Exercise requirements:
Output every line below exactly.

Input data:
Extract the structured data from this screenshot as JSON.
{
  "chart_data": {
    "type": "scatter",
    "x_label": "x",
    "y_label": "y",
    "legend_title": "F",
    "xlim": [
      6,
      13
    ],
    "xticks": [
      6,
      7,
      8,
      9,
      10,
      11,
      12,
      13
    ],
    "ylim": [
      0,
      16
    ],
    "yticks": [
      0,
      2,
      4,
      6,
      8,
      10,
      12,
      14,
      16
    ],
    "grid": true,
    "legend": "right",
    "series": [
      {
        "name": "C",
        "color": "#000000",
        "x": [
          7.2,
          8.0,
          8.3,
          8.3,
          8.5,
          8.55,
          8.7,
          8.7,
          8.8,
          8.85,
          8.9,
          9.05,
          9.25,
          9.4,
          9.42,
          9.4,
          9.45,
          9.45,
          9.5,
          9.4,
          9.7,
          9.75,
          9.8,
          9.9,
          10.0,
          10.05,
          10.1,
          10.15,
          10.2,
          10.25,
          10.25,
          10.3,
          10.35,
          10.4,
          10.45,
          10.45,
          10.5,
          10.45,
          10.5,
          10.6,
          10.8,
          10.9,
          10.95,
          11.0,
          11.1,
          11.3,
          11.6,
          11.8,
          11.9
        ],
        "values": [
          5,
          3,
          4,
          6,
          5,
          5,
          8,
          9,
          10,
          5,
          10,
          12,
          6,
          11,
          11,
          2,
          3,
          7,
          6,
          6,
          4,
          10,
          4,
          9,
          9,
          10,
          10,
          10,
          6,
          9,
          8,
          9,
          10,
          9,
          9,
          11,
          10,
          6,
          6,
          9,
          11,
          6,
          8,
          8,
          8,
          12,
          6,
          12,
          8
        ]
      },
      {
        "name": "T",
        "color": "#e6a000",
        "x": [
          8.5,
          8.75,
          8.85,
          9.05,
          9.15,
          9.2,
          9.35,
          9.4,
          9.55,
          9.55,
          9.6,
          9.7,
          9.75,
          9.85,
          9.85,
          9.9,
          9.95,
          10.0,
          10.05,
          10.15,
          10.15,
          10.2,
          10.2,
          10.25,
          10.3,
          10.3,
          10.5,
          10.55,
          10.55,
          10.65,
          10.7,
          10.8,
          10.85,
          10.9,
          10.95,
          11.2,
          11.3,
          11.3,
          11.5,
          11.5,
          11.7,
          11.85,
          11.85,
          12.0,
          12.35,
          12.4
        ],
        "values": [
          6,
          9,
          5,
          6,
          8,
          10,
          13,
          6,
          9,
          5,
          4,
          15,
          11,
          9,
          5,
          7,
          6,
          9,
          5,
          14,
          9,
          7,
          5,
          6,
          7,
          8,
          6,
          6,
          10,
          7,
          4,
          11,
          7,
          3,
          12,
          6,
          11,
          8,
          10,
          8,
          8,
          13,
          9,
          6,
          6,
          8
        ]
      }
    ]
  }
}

Exercise result:
Extract the structured data from this screenshot as JSON.
{
  "chart_data": {
    "type": "scatter",
    "x_label": "x",
    "y_label": "y",
    "legend_title": "F",
    "xlim": [
      6,
      13
    ],
    "xticks": [
      6,
      7,
      8,
      9,
      10,
      11,
      12,
      13
    ],
    "ylim": [
      0,
      16
    ],
    "yticks": [
      0,
      2,
      4,
      6,
      8,
      10,
      12,
      14,
      16
    ],
    "grid": true,
    "legend": "right",
    "series": [
      {
        "name": "C",
        "color": "#000000",
        "x": [
          7.2,
          8.0,
          8.3,
          8.3,
          8.5,
          8.55,
          8.7,
          8.7,
          8.8,
          8.85,
          8.9,
          9.05,
          9.25,
          9.4,
          9.42,
          9.4,
          9.45,
          9.45,
          9.5,
          9.4,
          9.7,
          9.75,
          9.8,
          9.9,
          10.0,
          10.05,
          10.1,
          10.15,
          10.2,
          10.25,
          10.25,
          10.3,
          10.35,
          10.4,
          10.45,
          10.45,
          10.5,
          10.45,
          10.5,
          10.6,
          10.8,
          10.9,
          10.95,
          11.0,
          11.1,
          11.3,
          11.6,
          11.8,
          11.9
        ],
        "values": [
          5,
          3,
          4,
          6,
          5,
          5,
          8,
          9,
          10,
          5,
          10,
          12,
          6,
          11,
          11,
          2,
          3,
          7,
          6,
          6,
          4,
          10,
          4,
          9,
          9,
          10,
          10,
          10,
          6,
          9,
          8,
          9,
          10,
          9,
          9,
          11,
          10,
          6,
          6,
          9,
          11,
          6,
          8,
          8,
          8,
          12,
          6,
          12,
          8
        ]
      },
      {
        "name": "T",
        "color": "#e6a000",
        "x": [
          8.5,
          8.75,
          8.85,
          9.05,
          9.15,
          9.2,
          9.35,
          9.4,
          9.55,
          9.55,
          9.6,
          9.7,
          9.75,
          9.85,
          9.85,
          9.9,
          9.95,
          10.0,
          10.05,
          10.15,
          10.15,
          10.2,
          10.2,
          10.25,
          10.3,
          10.3,
          10.5,
          10.55,
          10.55,
          10.65,
          10.7,
          10.8,
          10.85,
          10.9,
          10.95,
          11.2,
          11.3,
          11.3,
          11.5,
          11.5,
          11.7,
          11.85,
          11.85,
          12.0,
          12.35,
          12.4
        ],
        "values": [
          6,
          9,
          5,
          6,
          8,
          10,
          13,
          6,
          9,
          5,
          4,
          15,
          11,
          9,
          5,
          7,
          6,
          9,
          5,
          14,
          9,
          7,
          5,
          6,
          7,
          8,
          6,
          6,
          10,
          7,
          4,
          11,
          7,
          3,
          12,
          6,
          11,
          8,
          10,
          8,
          8,
          13,
          9,
          6,
          6,
          8
        ]
      }
    ]
  }
}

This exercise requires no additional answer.